# [DO THIS]
Repeat all of the material exactly as given.
>> START MATERIAL FOR THE TASK
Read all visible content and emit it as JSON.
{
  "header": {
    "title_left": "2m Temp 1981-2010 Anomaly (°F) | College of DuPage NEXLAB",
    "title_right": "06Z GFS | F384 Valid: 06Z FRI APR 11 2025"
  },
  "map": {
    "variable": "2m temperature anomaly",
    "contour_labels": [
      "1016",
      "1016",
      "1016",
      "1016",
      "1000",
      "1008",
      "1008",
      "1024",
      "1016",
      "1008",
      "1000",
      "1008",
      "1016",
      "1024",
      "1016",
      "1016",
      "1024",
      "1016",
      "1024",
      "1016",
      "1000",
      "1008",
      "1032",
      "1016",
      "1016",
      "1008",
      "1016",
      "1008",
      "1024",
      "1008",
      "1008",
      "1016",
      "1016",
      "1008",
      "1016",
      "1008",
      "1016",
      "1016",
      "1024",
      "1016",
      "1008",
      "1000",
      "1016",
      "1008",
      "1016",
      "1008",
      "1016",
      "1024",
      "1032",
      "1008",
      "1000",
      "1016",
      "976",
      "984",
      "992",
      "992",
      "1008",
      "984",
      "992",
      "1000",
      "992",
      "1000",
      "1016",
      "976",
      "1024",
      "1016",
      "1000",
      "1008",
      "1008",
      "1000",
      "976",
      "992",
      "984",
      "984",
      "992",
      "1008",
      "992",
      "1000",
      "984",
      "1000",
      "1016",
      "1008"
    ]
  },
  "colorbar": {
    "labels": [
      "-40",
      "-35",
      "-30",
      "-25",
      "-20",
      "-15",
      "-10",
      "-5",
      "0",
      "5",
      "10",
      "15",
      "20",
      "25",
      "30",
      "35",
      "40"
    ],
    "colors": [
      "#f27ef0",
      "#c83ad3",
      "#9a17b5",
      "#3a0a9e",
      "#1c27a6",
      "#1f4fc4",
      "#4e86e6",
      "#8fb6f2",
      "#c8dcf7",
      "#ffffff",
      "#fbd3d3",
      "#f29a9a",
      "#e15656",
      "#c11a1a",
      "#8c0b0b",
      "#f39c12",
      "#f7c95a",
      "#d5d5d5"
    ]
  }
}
>> END MATERIAL FOR THE TASK
# [WRITTEN RESPONSE]
Read all visible content and emit it as JSON.
{
  "header": {
    "title_left": "2m Temp 1981-2010 Anomaly (°F) | College of DuPage NEXLAB",
    "title_right": "06Z GFS | F384 Valid: 06Z FRI APR 11 2025"
  },
  "map": {
    "variable": "2m temperature anomaly",
    "contour_labels": [
      "1016",
      "1016",
      "1016",
      "1016",
      "1000",
      "1008",
      "1008",
      "1024",
      "1016",
      "1008",
      "1000",
      "1008",
      "1016",
      "1024",
      "1016",
      "1016",
      "1024",
      "1016",
      "1024",
      "1016",
      "1000",
      "1008",
      "1032",
      "1016",
      "1016",
      "1008",
      "1016",
      "1008",
      "1024",
      "1008",
      "1008",
      "1016",
      "1016",
      "1008",
      "1016",
      "1008",
      "1016",
      "1016",
      "1024",
      "1016",
      "1008",
      "1000",
      "1016",
      "1008",
      "1016",
      "1008",
      "1016",
      "1024",
      "1032",
      "1008",
      "1000",
      "1016",
      "976",
      "984",
      "992",
      "992",
      "1008",
      "984",
      "992",
      "1000",
      "992",
      "1000",
      "1016",
      "976",
      "1024",
      "1016",
      "1000",
      "1008",
      "1008",
      "1000",
      "976",
      "992",
      "984",
      "984",
      "992",
      "1008",
      "992",
      "1000",
      "984",
      "1000",
      "1016",
      "1008"
    ]
  },
  "colorbar": {
    "labels": [
      "-40",
      "-35",
      "-30",
      "-25",
      "-20",
      "-15",
      "-10",
      "-5",
      "0",
      "5",
      "10",
      "15",
      "20",
      "25",
      "30",
      "35",
      "40"
    ],
    "colors": [
      "#f27ef0",
      "#c83ad3",
      "#9a17b5",
      "#3a0a9e",
      "#1c27a6",
      "#1f4fc4",
      "#4e86e6",
      "#8fb6f2",
      "#c8dcf7",
      "#ffffff",
      "#fbd3d3",
      "#f29a9a",
      "#e15656",
      "#c11a1a",
      "#8c0b0b",
      "#f39c12",
      "#f7c95a",
      "#d5d5d5"
    ]
  }
}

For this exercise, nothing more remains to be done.